● **Task to complete**
Repeat every entry word for word, but leave the images out of your copy.

>> start Material for this exercise

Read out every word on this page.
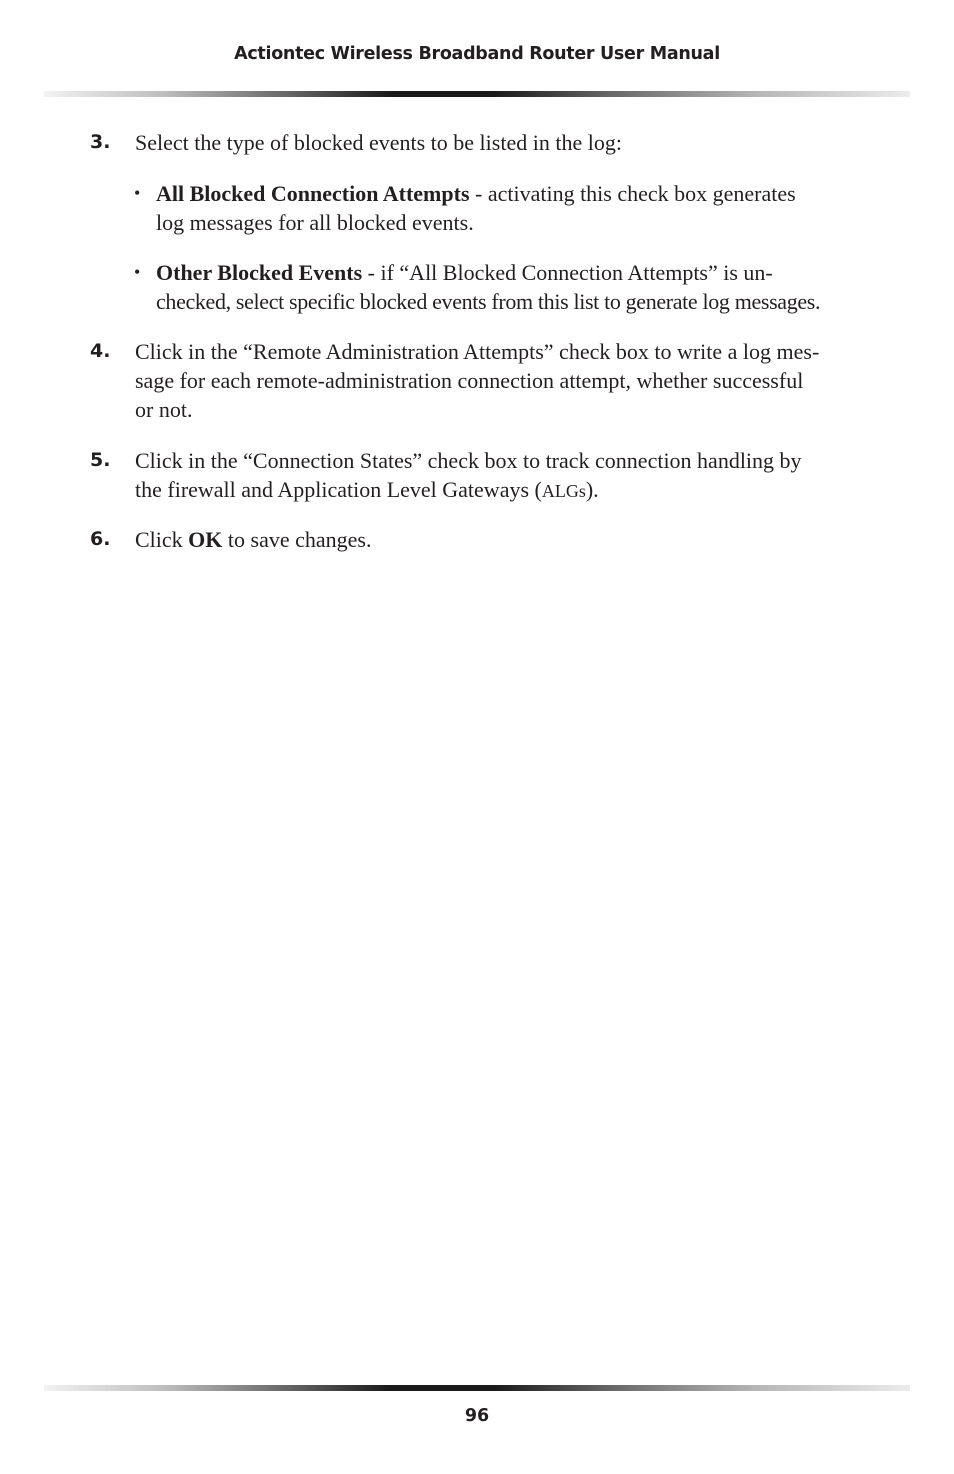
Actiontec Wireless Broadband Router User Manual
3. Select the type of blocked events to be listed in the log:
• All Blocked Connection Attempts - activating this check box generates
log messages for all blocked events.
• Other Blocked Events - if “All Blocked Connection Attempts” is un-
checked, select specific blocked events from this list to generate log messages.
4. Click in the “Remote Administration Attempts” check box to write a log mes-
sage for each remote-administration connection attempt, whether successful
or not.
5. Click in the “Connection States” check box to track connection handling by
the firewall and Application Level Gateways (ALGs).
6. Click OK to save changes.
96
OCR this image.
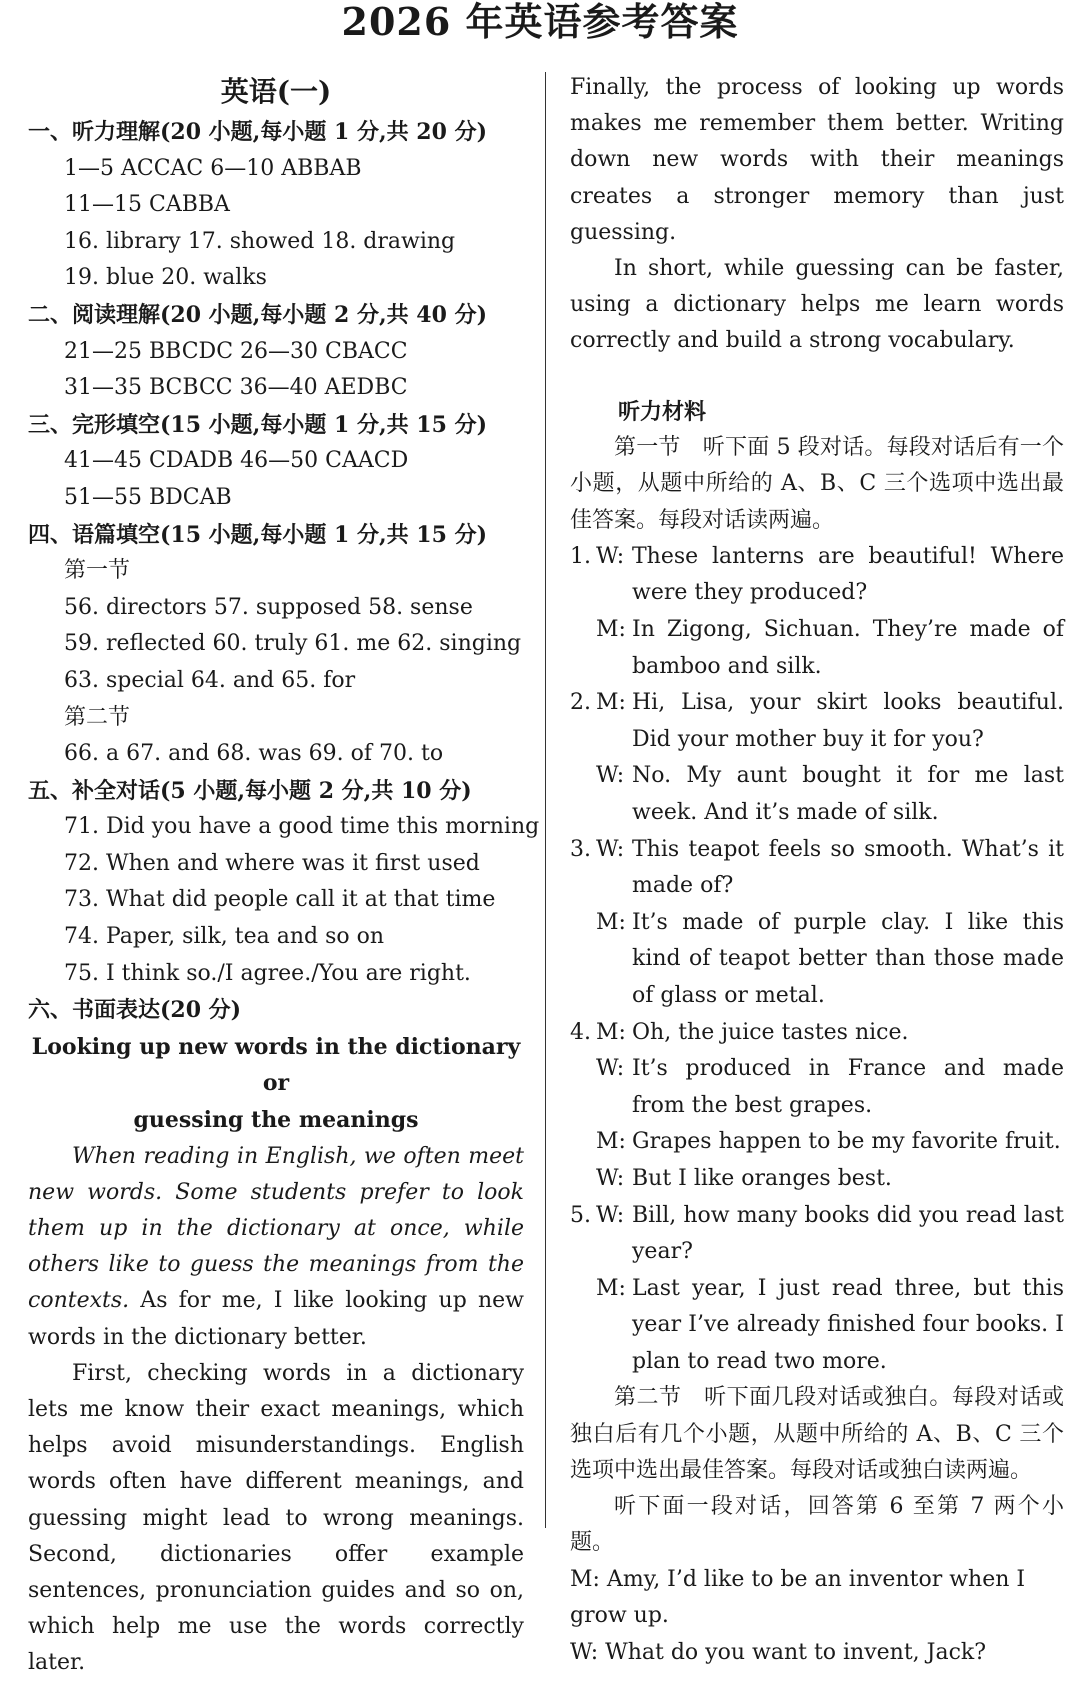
2026 年英语参考答案
英语(一)
一、听力理解(20 小题,每小题 1 分,共 20 分)
1—5 ACCAC 6—10 ABBAB
11—15 CABBA
16. library 17. showed 18. drawing
19. blue 20. walks
二、阅读理解(20 小题,每小题 2 分,共 40 分)
21—25 BBCDC 26—30 CBACC
31—35 BCBCC 36—40 AEDBC
三、完形填空(15 小题,每小题 1 分,共 15 分)
41—45 CDADB 46—50 CAACD
51—55 BDCAB
四、语篇填空(15 小题,每小题 1 分,共 15 分)
第一节
56. directors 57. supposed 58. sense
59. reflected 60. truly 61. me 62. singing
63. special 64. and 65. for
第二节
66. a 67. and 68. was 69. of 70. to
五、补全对话(5 小题,每小题 2 分,共 10 分)
71. Did you have a good time this morning
72. When and where was it first used
73. What did people call it at that time
74. Paper, silk, tea and so on
75. I think so./I agree./You are right.
六、书面表达(20 分)
Looking up new words in the dictionary or
guessing the meanings
When reading in English, we often meet new words. Some students prefer to look them up in the dictionary at once, while others like to guess the meanings from the contexts. As for me, I like looking up new words in the dictionary better.
First, checking words in a dictionary lets me know their exact meanings, which helps avoid misunderstandings. English words often have different meanings, and guessing might lead to wrong meanings. Second, dictionaries offer example sentences, pronunciation guides and so on, which help me use the words correctly later.
Finally, the process of looking up words makes me remember them better. Writing down new words with their meanings creates a stronger memory than just guessing.
In short, while guessing can be faster, using a dictionary helps me learn words correctly and build a strong vocabulary.
听力材料
第一节　听下面 5 段对话。每段对话后有一个小题，从题中所给的 A、B、C 三个选项中选出最佳答案。每段对话读两遍。
1. W: These lanterns are beautiful! Where were they produced?
M: In Zigong, Sichuan. They’re made of bamboo and silk.
2. M: Hi, Lisa, your skirt looks beautiful. Did your mother buy it for you?
W: No. My aunt bought it for me last week. And it’s made of silk.
3. W: This teapot feels so smooth. What’s it made of?
M: It’s made of purple clay. I like this kind of teapot better than those made of glass or metal.
4. M: Oh, the juice tastes nice.
W: It’s produced in France and made from the best grapes.
M: Grapes happen to be my favorite fruit.
W: But I like oranges best.
5. W: Bill, how many books did you read last year?
M: Last year, I just read three, but this year I’ve already finished four books. I plan to read two more.
第二节　听下面几段对话或独白。每段对话或独白后有几个小题，从题中所给的 A、B、C 三个选项中选出最佳答案。每段对话或独白读两遍。
听下面一段对话，回答第 6 至第 7 两个小题。
M: Amy, I’d like to be an inventor when I grow up.
W: What do you want to invent, Jack?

>> end Material for this exercise

● **Result**
Read out every word on this page.
Actiontec Wireless Broadband Router User Manual
3. Select the type of blocked events to be listed in the log:
• All Blocked Connection Attempts - activating this check box generates
log messages for all blocked events.
• Other Blocked Events - if “All Blocked Connection Attempts” is un-
checked, select specific blocked events from this list to generate log messages.
4. Click in the “Remote Administration Attempts” check box to write a log mes-
sage for each remote-administration connection attempt, whether successful
or not.
5. Click in the “Connection States” check box to track connection handling by
the firewall and Application Level Gateways (ALGs).
6. Click OK to save changes.
96
OCR this image.
2026 年英语参考答案
英语(一)
一、听力理解(20 小题,每小题 1 分,共 20 分)
1—5 ACCAC 6—10 ABBAB
11—15 CABBA
16. library 17. showed 18. drawing
19. blue 20. walks
二、阅读理解(20 小题,每小题 2 分,共 40 分)
21—25 BBCDC 26—30 CBACC
31—35 BCBCC 36—40 AEDBC
三、完形填空(15 小题,每小题 1 分,共 15 分)
41—45 CDADB 46—50 CAACD
51—55 BDCAB
四、语篇填空(15 小题,每小题 1 分,共 15 分)
第一节
56. directors 57. supposed 58. sense
59. reflected 60. truly 61. me 62. singing
63. special 64. and 65. for
第二节
66. a 67. and 68. was 69. of 70. to
五、补全对话(5 小题,每小题 2 分,共 10 分)
71. Did you have a good time this morning
72. When and where was it first used
73. What did people call it at that time
74. Paper, silk, tea and so on
75. I think so./I agree./You are right.
六、书面表达(20 分)
Looking up new words in the dictionary or
guessing the meanings
When reading in English, we often meet new words. Some students prefer to look them up in the dictionary at once, while others like to guess the meanings from the contexts. As for me, I like looking up new words in the dictionary better.
First, checking words in a dictionary lets me know their exact meanings, which helps avoid misunderstandings. English words often have different meanings, and guessing might lead to wrong meanings. Second, dictionaries offer example sentences, pronunciation guides and so on, which help me use the words correctly later.
Finally, the process of looking up words makes me remember them better. Writing down new words with their meanings creates a stronger memory than just guessing.
In short, while guessing can be faster, using a dictionary helps me learn words correctly and build a strong vocabulary.
听力材料
第一节　听下面 5 段对话。每段对话后有一个小题，从题中所给的 A、B、C 三个选项中选出最佳答案。每段对话读两遍。
1. W: These lanterns are beautiful! Where were they produced?
M: In Zigong, Sichuan. They’re made of bamboo and silk.
2. M: Hi, Lisa, your skirt looks beautiful. Did your mother buy it for you?
W: No. My aunt bought it for me last week. And it’s made of silk.
3. W: This teapot feels so smooth. What’s it made of?
M: It’s made of purple clay. I like this kind of teapot better than those made of glass or metal.
4. M: Oh, the juice tastes nice.
W: It’s produced in France and made from the best grapes.
M: Grapes happen to be my favorite fruit.
W: But I like oranges best.
5. W: Bill, how many books did you read last year?
M: Last year, I just read three, but this year I’ve already finished four books. I plan to read two more.
第二节　听下面几段对话或独白。每段对话或独白后有几个小题，从题中所给的 A、B、C 三个选项中选出最佳答案。每段对话或独白读两遍。
听下面一段对话，回答第 6 至第 7 两个小题。
M: Amy, I’d like to be an inventor when I grow up.
W: What do you want to invent, Jack?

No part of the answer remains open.